STATED EXERCISE
All of the records below need to be copied exactly.

EXCERPTED DATA
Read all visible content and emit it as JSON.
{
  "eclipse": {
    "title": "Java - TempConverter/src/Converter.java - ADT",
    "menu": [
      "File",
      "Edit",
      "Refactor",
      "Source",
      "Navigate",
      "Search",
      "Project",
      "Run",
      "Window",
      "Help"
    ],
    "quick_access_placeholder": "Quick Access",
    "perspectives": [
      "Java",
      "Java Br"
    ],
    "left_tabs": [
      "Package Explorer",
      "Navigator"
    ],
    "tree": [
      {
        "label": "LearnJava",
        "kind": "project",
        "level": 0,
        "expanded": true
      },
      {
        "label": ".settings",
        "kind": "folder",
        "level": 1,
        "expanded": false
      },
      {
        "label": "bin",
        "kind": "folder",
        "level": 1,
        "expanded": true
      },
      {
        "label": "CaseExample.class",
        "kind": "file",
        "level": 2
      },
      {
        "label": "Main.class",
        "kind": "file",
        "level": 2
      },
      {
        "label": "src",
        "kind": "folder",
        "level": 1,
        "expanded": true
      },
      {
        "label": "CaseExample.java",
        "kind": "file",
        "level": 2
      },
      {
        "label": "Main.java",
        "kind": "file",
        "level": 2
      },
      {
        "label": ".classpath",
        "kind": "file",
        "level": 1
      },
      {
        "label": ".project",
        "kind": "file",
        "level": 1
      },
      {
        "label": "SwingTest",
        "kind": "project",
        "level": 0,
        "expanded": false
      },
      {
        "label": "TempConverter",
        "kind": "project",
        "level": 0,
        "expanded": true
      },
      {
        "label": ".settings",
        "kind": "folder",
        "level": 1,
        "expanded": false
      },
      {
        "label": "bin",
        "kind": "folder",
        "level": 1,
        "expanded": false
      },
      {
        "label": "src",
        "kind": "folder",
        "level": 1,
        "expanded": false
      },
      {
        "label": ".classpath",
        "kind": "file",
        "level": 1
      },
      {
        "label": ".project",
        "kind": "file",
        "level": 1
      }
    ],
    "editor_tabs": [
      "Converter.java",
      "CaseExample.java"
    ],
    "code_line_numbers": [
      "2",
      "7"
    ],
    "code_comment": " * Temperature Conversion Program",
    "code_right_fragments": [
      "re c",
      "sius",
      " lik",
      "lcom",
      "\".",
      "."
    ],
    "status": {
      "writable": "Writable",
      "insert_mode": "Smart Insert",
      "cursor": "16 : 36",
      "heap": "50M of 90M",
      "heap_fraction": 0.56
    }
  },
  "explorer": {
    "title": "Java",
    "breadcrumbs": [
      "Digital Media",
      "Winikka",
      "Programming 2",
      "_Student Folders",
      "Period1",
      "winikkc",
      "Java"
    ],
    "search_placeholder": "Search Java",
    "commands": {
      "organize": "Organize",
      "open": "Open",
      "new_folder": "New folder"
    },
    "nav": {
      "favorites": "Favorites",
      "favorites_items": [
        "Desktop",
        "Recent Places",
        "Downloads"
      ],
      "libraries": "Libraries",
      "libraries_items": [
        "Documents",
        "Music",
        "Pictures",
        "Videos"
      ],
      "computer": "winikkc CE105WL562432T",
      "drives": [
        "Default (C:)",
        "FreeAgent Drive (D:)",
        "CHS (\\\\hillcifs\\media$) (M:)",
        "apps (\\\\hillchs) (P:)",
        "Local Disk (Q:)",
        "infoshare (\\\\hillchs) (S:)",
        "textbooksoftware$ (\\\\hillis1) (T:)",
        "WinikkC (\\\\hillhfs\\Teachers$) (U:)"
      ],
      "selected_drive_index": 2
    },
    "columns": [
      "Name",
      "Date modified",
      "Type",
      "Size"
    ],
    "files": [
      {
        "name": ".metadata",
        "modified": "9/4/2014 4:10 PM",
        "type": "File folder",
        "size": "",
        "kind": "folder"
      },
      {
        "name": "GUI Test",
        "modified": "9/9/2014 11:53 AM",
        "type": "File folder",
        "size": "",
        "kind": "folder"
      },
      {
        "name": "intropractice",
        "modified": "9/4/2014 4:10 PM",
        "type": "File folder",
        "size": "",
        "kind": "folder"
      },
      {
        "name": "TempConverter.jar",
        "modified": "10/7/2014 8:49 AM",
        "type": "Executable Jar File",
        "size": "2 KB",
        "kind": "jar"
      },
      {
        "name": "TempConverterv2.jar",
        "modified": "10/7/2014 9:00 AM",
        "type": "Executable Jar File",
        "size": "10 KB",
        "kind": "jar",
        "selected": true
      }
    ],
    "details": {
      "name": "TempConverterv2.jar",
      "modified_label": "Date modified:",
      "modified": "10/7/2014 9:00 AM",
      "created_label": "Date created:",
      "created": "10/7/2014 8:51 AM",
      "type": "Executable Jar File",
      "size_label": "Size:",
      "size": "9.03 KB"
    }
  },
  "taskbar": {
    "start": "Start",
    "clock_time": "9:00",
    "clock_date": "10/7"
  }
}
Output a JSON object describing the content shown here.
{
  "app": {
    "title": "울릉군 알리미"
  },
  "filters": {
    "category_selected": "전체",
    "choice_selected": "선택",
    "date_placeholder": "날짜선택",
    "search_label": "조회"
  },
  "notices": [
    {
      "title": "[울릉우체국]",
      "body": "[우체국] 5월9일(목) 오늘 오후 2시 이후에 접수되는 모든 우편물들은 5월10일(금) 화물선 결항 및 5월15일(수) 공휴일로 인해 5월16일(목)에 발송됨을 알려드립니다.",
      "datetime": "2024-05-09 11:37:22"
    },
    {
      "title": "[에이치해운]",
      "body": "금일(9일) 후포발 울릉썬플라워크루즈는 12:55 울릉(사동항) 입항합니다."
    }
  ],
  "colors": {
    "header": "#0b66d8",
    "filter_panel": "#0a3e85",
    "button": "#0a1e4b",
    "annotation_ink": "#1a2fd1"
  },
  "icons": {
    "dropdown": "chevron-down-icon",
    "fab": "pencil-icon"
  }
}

ANSWER FOR THIS EXERCISE
Read all visible content and emit it as JSON.
{
  "eclipse": {
    "title": "Java - TempConverter/src/Converter.java - ADT",
    "menu": [
      "File",
      "Edit",
      "Refactor",
      "Source",
      "Navigate",
      "Search",
      "Project",
      "Run",
      "Window",
      "Help"
    ],
    "quick_access_placeholder": "Quick Access",
    "perspectives": [
      "Java",
      "Java Br"
    ],
    "left_tabs": [
      "Package Explorer",
      "Navigator"
    ],
    "tree": [
      {
        "label": "LearnJava",
        "kind": "project",
        "level": 0,
        "expanded": true
      },
      {
        "label": ".settings",
        "kind": "folder",
        "level": 1,
        "expanded": false
      },
      {
        "label": "bin",
        "kind": "folder",
        "level": 1,
        "expanded": true
      },
      {
        "label": "CaseExample.class",
        "kind": "file",
        "level": 2
      },
      {
        "label": "Main.class",
        "kind": "file",
        "level": 2
      },
      {
        "label": "src",
        "kind": "folder",
        "level": 1,
        "expanded": true
      },
      {
        "label": "CaseExample.java",
        "kind": "file",
        "level": 2
      },
      {
        "label": "Main.java",
        "kind": "file",
        "level": 2
      },
      {
        "label": ".classpath",
        "kind": "file",
        "level": 1
      },
      {
        "label": ".project",
        "kind": "file",
        "level": 1
      },
      {
        "label": "SwingTest",
        "kind": "project",
        "level": 0,
        "expanded": false
      },
      {
        "label": "TempConverter",
        "kind": "project",
        "level": 0,
        "expanded": true
      },
      {
        "label": ".settings",
        "kind": "folder",
        "level": 1,
        "expanded": false
      },
      {
        "label": "bin",
        "kind": "folder",
        "level": 1,
        "expanded": false
      },
      {
        "label": "src",
        "kind": "folder",
        "level": 1,
        "expanded": false
      },
      {
        "label": ".classpath",
        "kind": "file",
        "level": 1
      },
      {
        "label": ".project",
        "kind": "file",
        "level": 1
      }
    ],
    "editor_tabs": [
      "Converter.java",
      "CaseExample.java"
    ],
    "code_line_numbers": [
      "2",
      "7"
    ],
    "code_comment": " * Temperature Conversion Program",
    "code_right_fragments": [
      "re c",
      "sius",
      " lik",
      "lcom",
      "\".",
      "."
    ],
    "status": {
      "writable": "Writable",
      "insert_mode": "Smart Insert",
      "cursor": "16 : 36",
      "heap": "50M of 90M",
      "heap_fraction": 0.56
    }
  },
  "explorer": {
    "title": "Java",
    "breadcrumbs": [
      "Digital Media",
      "Winikka",
      "Programming 2",
      "_Student Folders",
      "Period1",
      "winikkc",
      "Java"
    ],
    "search_placeholder": "Search Java",
    "commands": {
      "organize": "Organize",
      "open": "Open",
      "new_folder": "New folder"
    },
    "nav": {
      "favorites": "Favorites",
      "favorites_items": [
        "Desktop",
        "Recent Places",
        "Downloads"
      ],
      "libraries": "Libraries",
      "libraries_items": [
        "Documents",
        "Music",
        "Pictures",
        "Videos"
      ],
      "computer": "winikkc CE105WL562432T",
      "drives": [
        "Default (C:)",
        "FreeAgent Drive (D:)",
        "CHS (\\\\hillcifs\\media$) (M:)",
        "apps (\\\\hillchs) (P:)",
        "Local Disk (Q:)",
        "infoshare (\\\\hillchs) (S:)",
        "textbooksoftware$ (\\\\hillis1) (T:)",
        "WinikkC (\\\\hillhfs\\Teachers$) (U:)"
      ],
      "selected_drive_index": 2
    },
    "columns": [
      "Name",
      "Date modified",
      "Type",
      "Size"
    ],
    "files": [
      {
        "name": ".metadata",
        "modified": "9/4/2014 4:10 PM",
        "type": "File folder",
        "size": "",
        "kind": "folder"
      },
      {
        "name": "GUI Test",
        "modified": "9/9/2014 11:53 AM",
        "type": "File folder",
        "size": "",
        "kind": "folder"
      },
      {
        "name": "intropractice",
        "modified": "9/4/2014 4:10 PM",
        "type": "File folder",
        "size": "",
        "kind": "folder"
      },
      {
        "name": "TempConverter.jar",
        "modified": "10/7/2014 8:49 AM",
        "type": "Executable Jar File",
        "size": "2 KB",
        "kind": "jar"
      },
      {
        "name": "TempConverterv2.jar",
        "modified": "10/7/2014 9:00 AM",
        "type": "Executable Jar File",
        "size": "10 KB",
        "kind": "jar",
        "selected": true
      }
    ],
    "details": {
      "name": "TempConverterv2.jar",
      "modified_label": "Date modified:",
      "modified": "10/7/2014 9:00 AM",
      "created_label": "Date created:",
      "created": "10/7/2014 8:51 AM",
      "type": "Executable Jar File",
      "size_label": "Size:",
      "size": "9.03 KB"
    }
  },
  "taskbar": {
    "start": "Start",
    "clock_time": "9:00",
    "clock_date": "10/7"
  }
}
Output a JSON object describing the content shown here.
{
  "app": {
    "title": "울릉군 알리미"
  },
  "filters": {
    "category_selected": "전체",
    "choice_selected": "선택",
    "date_placeholder": "날짜선택",
    "search_label": "조회"
  },
  "notices": [
    {
      "title": "[울릉우체국]",
      "body": "[우체국] 5월9일(목) 오늘 오후 2시 이후에 접수되는 모든 우편물들은 5월10일(금) 화물선 결항 및 5월15일(수) 공휴일로 인해 5월16일(목)에 발송됨을 알려드립니다.",
      "datetime": "2024-05-09 11:37:22"
    },
    {
      "title": "[에이치해운]",
      "body": "금일(9일) 후포발 울릉썬플라워크루즈는 12:55 울릉(사동항) 입항합니다."
    }
  ],
  "colors": {
    "header": "#0b66d8",
    "filter_panel": "#0a3e85",
    "button": "#0a1e4b",
    "annotation_ink": "#1a2fd1"
  },
  "icons": {
    "dropdown": "chevron-down-icon",
    "fab": "pencil-icon"
  }
}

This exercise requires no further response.